_Work required_: Select the lines below containing the word "window".

— begin Rows —

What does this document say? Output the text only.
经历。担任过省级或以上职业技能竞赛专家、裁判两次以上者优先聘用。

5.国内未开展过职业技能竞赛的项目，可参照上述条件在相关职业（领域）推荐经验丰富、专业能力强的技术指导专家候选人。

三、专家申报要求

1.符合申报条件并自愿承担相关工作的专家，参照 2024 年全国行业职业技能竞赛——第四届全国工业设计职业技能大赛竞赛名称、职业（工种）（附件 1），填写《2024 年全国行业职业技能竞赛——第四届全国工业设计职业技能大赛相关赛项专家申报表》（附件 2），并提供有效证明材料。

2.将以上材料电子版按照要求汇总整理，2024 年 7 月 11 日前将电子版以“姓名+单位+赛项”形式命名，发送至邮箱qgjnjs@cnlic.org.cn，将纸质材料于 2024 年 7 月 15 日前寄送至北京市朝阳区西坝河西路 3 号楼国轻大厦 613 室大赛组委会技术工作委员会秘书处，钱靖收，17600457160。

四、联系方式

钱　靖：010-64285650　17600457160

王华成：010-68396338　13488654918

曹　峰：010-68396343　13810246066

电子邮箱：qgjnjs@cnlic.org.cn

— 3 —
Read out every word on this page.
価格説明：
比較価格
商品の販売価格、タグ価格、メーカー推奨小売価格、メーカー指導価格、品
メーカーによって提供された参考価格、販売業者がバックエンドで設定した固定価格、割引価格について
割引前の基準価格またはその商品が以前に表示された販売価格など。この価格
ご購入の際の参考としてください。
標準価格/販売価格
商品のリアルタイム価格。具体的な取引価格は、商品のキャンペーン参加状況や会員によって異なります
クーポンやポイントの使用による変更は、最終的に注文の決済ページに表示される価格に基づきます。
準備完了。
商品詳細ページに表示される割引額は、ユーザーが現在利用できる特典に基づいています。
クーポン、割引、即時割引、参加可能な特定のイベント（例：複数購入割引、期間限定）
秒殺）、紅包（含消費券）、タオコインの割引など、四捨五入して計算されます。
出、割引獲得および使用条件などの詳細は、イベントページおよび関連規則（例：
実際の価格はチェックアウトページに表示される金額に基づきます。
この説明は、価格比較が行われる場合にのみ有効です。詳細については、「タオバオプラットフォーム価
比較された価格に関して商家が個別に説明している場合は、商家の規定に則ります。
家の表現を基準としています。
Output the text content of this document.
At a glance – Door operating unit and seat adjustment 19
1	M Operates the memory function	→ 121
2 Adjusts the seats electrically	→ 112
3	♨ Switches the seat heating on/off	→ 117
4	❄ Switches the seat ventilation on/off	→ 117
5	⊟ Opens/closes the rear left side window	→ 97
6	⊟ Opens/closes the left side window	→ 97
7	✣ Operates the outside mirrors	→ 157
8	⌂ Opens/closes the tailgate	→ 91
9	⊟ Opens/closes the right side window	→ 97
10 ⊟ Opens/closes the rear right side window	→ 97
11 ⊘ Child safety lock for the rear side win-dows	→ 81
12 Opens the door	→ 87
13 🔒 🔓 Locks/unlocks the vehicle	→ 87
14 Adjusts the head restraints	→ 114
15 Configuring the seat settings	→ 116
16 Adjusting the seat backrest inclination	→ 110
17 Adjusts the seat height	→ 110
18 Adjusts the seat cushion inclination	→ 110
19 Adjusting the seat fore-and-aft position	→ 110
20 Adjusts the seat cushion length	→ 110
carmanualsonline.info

— end Rows —

_Response to the task_:
5	⊟ Opens/closes the rear left side window	→ 97
6	⊟ Opens/closes the left side window	→ 97
9	⊟ Opens/closes the right side window	→ 97
10 ⊟ Opens/closes the rear right side window	→ 97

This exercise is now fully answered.